(Stored items)
========

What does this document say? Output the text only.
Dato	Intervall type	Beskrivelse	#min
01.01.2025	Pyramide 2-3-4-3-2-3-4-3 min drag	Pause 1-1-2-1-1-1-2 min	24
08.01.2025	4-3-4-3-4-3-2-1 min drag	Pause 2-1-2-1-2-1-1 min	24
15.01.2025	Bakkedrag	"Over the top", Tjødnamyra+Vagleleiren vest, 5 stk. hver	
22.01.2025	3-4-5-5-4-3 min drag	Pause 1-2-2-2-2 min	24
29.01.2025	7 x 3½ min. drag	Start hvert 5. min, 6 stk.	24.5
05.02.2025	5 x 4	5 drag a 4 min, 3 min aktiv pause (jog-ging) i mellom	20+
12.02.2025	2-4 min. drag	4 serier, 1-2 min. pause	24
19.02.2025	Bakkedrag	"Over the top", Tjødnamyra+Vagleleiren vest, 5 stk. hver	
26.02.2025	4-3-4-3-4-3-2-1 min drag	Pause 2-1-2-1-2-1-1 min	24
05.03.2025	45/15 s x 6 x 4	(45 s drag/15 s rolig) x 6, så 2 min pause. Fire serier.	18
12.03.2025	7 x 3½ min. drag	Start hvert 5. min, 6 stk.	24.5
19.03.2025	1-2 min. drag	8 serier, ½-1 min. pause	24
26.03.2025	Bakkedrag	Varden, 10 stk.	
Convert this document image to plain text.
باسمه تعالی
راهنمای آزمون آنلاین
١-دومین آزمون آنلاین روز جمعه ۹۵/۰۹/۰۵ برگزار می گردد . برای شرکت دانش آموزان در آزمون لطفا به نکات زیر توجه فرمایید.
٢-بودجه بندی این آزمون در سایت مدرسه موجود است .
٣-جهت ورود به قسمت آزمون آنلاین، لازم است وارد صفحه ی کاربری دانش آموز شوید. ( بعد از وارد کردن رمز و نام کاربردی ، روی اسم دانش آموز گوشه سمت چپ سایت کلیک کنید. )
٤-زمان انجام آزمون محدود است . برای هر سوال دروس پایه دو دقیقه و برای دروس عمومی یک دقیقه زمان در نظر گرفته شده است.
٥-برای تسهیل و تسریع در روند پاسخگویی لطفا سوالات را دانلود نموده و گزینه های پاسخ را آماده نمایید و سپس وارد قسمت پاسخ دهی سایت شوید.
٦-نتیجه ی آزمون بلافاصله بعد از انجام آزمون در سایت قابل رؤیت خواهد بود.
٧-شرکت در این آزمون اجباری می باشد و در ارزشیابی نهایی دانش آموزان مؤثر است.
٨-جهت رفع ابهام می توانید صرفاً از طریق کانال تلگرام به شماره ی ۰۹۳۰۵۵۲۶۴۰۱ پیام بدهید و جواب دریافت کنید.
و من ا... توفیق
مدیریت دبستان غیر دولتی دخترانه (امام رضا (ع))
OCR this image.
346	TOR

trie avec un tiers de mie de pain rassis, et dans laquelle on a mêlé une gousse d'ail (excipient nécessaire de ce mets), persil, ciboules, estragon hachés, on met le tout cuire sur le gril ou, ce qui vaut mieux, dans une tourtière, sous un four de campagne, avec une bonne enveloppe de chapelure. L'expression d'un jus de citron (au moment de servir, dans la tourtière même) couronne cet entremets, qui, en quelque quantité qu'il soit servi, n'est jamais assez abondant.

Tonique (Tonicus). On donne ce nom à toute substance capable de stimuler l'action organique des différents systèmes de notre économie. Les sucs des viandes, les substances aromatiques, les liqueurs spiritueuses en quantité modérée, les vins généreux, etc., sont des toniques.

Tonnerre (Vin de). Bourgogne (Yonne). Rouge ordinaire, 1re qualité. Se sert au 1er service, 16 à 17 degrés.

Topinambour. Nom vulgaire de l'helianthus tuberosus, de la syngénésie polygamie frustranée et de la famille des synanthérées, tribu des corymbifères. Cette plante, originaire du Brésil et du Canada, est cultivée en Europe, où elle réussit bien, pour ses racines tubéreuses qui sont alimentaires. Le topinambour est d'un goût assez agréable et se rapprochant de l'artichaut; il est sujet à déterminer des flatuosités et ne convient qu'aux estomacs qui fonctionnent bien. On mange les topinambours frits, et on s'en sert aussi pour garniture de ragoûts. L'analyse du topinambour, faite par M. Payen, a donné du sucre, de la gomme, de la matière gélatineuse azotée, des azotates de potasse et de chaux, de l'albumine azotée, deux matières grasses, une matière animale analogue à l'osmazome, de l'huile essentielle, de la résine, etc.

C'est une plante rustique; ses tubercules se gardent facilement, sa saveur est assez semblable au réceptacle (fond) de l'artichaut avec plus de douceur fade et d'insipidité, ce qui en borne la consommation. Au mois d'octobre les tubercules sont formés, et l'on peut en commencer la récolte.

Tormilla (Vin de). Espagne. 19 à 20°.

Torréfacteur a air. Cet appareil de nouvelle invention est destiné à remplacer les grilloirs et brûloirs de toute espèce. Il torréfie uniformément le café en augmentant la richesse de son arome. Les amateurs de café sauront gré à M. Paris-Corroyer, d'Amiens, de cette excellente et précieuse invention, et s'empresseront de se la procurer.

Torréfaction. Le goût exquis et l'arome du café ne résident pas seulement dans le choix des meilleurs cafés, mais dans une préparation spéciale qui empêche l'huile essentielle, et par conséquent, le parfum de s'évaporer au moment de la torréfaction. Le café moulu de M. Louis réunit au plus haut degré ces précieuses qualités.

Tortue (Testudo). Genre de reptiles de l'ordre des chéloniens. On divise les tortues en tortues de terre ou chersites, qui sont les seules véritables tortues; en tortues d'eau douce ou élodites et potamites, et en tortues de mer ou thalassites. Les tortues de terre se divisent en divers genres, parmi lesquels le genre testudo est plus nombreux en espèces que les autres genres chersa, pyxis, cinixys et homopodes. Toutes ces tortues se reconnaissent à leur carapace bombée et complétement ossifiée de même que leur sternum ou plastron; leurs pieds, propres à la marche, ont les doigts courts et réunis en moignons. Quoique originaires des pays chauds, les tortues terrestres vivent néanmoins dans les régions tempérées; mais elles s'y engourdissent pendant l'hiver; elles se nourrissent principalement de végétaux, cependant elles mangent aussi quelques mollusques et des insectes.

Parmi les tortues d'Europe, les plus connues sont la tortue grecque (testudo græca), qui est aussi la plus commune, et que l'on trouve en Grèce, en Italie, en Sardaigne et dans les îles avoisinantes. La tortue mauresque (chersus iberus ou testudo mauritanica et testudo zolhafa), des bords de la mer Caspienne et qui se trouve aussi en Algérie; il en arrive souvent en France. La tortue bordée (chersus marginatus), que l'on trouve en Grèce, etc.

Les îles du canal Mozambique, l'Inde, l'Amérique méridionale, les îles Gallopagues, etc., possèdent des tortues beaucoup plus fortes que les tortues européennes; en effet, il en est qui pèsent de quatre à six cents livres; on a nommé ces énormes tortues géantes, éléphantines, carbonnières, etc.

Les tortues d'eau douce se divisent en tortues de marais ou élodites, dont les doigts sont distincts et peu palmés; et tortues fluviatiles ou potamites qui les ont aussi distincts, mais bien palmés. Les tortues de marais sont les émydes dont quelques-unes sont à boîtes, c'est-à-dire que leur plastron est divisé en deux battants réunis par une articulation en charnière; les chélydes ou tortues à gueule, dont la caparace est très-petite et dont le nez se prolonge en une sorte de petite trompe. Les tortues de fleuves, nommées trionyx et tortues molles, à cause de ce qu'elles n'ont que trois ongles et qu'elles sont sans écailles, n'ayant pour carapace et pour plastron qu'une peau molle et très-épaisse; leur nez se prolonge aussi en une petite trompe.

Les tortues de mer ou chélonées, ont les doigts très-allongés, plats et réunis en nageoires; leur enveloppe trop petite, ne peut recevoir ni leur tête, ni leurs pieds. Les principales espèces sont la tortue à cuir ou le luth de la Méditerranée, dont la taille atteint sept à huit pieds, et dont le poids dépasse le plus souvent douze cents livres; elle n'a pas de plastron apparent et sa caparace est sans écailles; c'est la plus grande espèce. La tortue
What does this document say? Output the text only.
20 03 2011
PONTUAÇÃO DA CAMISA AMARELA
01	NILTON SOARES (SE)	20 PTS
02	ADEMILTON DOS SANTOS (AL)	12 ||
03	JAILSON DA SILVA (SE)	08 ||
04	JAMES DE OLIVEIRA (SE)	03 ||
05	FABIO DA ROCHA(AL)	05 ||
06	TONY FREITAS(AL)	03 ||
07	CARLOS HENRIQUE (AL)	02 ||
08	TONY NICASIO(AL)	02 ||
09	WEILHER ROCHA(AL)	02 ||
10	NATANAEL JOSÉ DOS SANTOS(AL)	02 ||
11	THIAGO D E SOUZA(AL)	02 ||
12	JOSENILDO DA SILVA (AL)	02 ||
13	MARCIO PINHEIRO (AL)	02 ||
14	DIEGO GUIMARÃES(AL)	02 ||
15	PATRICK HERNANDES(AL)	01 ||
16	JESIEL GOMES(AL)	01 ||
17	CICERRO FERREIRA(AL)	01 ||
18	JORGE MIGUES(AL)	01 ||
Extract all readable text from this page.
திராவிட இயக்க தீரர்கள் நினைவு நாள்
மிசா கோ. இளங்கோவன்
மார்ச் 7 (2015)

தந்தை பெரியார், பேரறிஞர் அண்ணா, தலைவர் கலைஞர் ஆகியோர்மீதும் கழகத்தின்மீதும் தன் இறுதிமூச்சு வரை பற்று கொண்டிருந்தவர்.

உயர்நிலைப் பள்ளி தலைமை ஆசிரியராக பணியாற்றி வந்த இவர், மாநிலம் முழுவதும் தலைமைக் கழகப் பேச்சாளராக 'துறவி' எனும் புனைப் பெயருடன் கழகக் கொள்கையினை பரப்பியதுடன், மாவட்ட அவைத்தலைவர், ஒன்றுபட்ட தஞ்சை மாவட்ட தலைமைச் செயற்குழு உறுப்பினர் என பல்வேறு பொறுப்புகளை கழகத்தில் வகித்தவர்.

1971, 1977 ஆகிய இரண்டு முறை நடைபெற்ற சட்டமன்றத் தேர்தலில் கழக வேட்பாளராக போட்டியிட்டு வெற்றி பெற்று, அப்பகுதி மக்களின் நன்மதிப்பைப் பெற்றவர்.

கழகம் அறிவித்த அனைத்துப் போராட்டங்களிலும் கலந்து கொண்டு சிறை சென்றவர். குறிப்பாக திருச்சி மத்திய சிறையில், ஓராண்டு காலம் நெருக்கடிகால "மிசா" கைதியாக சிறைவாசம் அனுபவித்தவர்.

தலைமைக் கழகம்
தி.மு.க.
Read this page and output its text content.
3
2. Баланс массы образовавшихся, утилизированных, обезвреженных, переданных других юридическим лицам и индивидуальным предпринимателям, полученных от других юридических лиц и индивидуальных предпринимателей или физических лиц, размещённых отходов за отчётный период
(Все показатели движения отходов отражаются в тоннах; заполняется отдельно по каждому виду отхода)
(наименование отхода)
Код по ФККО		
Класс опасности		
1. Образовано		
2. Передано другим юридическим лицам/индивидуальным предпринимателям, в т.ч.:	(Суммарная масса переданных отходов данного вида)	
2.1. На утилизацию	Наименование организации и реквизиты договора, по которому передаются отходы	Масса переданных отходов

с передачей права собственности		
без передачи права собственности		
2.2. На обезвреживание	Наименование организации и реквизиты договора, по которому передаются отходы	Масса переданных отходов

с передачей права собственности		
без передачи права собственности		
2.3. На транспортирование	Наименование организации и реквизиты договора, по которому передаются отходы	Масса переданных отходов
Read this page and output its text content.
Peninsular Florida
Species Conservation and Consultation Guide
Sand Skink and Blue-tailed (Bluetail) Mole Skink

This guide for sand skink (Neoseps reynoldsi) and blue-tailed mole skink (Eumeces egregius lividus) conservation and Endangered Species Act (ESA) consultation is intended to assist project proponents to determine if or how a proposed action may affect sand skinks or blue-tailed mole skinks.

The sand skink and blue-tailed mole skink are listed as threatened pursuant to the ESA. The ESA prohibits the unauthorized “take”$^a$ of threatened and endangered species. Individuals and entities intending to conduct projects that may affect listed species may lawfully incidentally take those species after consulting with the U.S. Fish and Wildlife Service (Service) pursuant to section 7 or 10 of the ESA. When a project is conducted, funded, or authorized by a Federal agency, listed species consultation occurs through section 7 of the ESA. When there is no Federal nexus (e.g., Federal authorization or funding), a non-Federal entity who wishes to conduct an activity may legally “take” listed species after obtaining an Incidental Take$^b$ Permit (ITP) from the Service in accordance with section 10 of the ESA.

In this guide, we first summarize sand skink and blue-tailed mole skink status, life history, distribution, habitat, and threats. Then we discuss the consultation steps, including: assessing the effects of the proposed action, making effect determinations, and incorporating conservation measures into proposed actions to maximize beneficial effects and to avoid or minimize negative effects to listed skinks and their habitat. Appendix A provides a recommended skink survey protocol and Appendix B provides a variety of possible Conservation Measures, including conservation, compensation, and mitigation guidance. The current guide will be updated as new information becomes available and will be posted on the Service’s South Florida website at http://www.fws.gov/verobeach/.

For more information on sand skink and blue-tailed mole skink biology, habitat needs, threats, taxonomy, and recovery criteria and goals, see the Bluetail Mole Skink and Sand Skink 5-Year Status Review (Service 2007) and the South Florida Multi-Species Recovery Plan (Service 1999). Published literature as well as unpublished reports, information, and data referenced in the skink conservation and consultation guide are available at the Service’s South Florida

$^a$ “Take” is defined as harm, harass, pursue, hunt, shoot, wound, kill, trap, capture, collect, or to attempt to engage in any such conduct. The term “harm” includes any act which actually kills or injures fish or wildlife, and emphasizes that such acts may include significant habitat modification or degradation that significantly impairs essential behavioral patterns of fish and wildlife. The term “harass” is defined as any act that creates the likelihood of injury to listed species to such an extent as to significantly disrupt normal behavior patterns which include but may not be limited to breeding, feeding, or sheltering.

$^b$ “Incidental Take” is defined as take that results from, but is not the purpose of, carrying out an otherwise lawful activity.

========

» **Exercise**
Isolate the lines above that contain the word "کنید" and copy them.

» **Result of this exercise**
٣-جهت ورود به قسمت آزمون آنلاین، لازم است وارد صفحه ی کاربری دانش آموز شوید. ( بعد از وارد کردن رمز و نام کاربردی ، روی اسم دانش آموز گوشه سمت چپ سایت کلیک کنید. )
٨-جهت رفع ابهام می توانید صرفاً از طریق کانال تلگرام به شماره ی ۰۹۳۰۵۵۲۶۴۰۱ پیام بدهید و جواب دریافت کنید.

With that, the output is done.